JOB – Leave out the pictures and reproduce all of the data exactly.

..............................

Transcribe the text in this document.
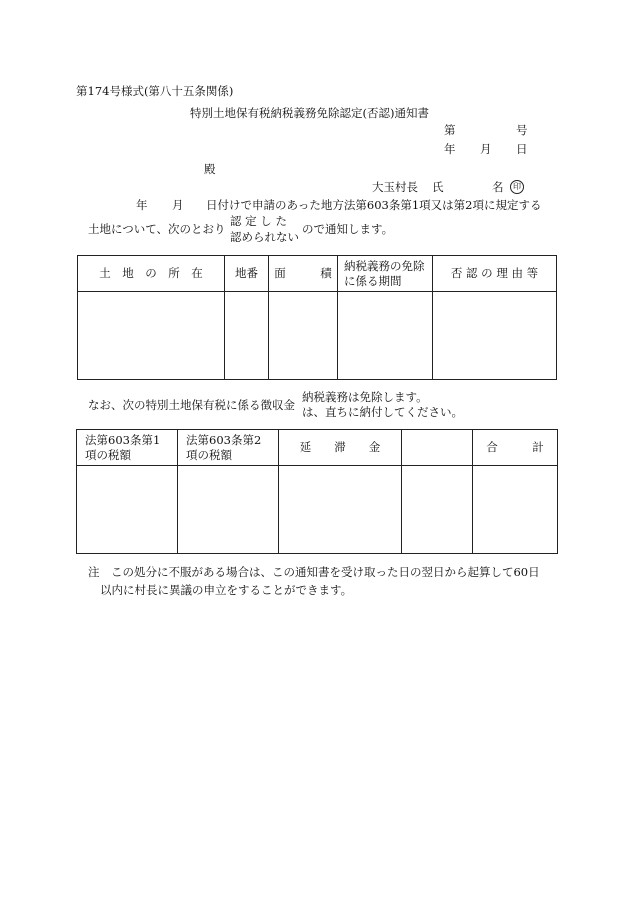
第174号様式(第八十五条関係)
特別土地保有税納税義務免除認定(否認)通知書
第	号
年 月 日
殿
大玉村長 氏	名	印
年 月 日付けで申請のあった地方法第603条第1項又は第2項に規定する
土地について、次のとおり
認 定 し た
認められない
ので通知します。
土　地　の　所　在	地番	面　　　積	納税義務の免除に係る期間	否 認 の 理 由 等

なお、次の特別土地保有税に係る徴収金
納税義務は免除します。
は、直ちに納付してください。
法第603条第1項の税額	法第603条第2項の税額	延　　滞　　金		合　　　計

注　この処分に不服がある場合は、この通知書を受け取った日の翌日から起算して60日
以内に村長に異議の申立をすることができます。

..............................

RESULT OF THE TASK –
Transcribe the text in this document.
第174号様式(第八十五条関係)
特別土地保有税納税義務免除認定(否認)通知書
第	号
年 月 日
殿
大玉村長 氏	名	印
年 月 日付けで申請のあった地方法第603条第1項又は第2項に規定する
土地について、次のとおり
認 定 し た
認められない
ので通知します。
土　地　の　所　在	地番	面　　　積	納税義務の免除に係る期間	否 認 の 理 由 等

なお、次の特別土地保有税に係る徴収金
納税義務は免除します。
は、直ちに納付してください。
法第603条第1項の税額	法第603条第2項の税額	延　　滞　　金		合　　　計

注　この処分に不服がある場合は、この通知書を受け取った日の翌日から起算して60日
以内に村長に異議の申立をすることができます。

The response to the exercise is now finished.